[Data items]
---+---

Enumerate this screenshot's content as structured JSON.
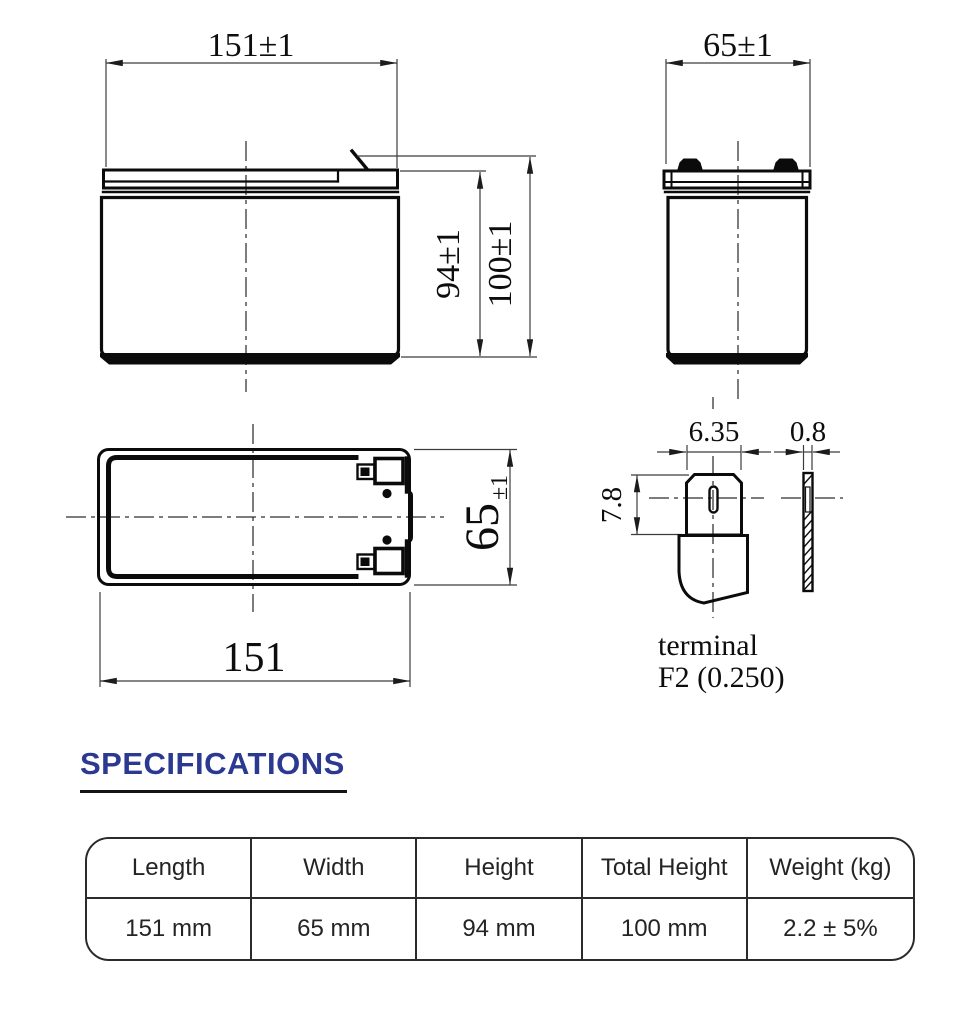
{
  "drawing": {
    "front_view": {
      "width_dim": "151±1",
      "height_dim": "94±1",
      "total_height_dim": "100±1"
    },
    "end_view": {
      "width_dim": "65±1"
    },
    "top_view": {
      "length_dim": "151",
      "width_dim": "65",
      "width_tol": "±1"
    },
    "terminal": {
      "width_dim": "6.35",
      "thickness_dim": "0.8",
      "height_dim": "7.8",
      "label": "terminal",
      "type": "F2 (0.250)"
    }
  },
  "specifications": {
    "heading": "SPECIFICATIONS",
    "table": {
      "headers": [
        "Length",
        "Width",
        "Height",
        "Total Height",
        "Weight (kg)"
      ],
      "values": [
        "151 mm",
        "65 mm",
        "94 mm",
        "100 mm",
        "2.2 ± 5%"
      ]
    }
  },
  "colors": {
    "accent": "#2b3990",
    "line": "#0b0b0b",
    "table_border": "#2b2b2b"
  }
}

---+---

*WHAT YOU SHOULD DO*. Repeat every record above exactly, but leave out any pictures.

*TASK RESPONSE*.
Enumerate this screenshot's content as structured JSON.
{
  "drawing": {
    "front_view": {
      "width_dim": "151±1",
      "height_dim": "94±1",
      "total_height_dim": "100±1"
    },
    "end_view": {
      "width_dim": "65±1"
    },
    "top_view": {
      "length_dim": "151",
      "width_dim": "65",
      "width_tol": "±1"
    },
    "terminal": {
      "width_dim": "6.35",
      "thickness_dim": "0.8",
      "height_dim": "7.8",
      "label": "terminal",
      "type": "F2 (0.250)"
    }
  },
  "specifications": {
    "heading": "SPECIFICATIONS",
    "table": {
      "headers": [
        "Length",
        "Width",
        "Height",
        "Total Height",
        "Weight (kg)"
      ],
      "values": [
        "151 mm",
        "65 mm",
        "94 mm",
        "100 mm",
        "2.2 ± 5%"
      ]
    }
  },
  "colors": {
    "accent": "#2b3990",
    "line": "#0b0b0b",
    "table_border": "#2b2b2b"
  }
}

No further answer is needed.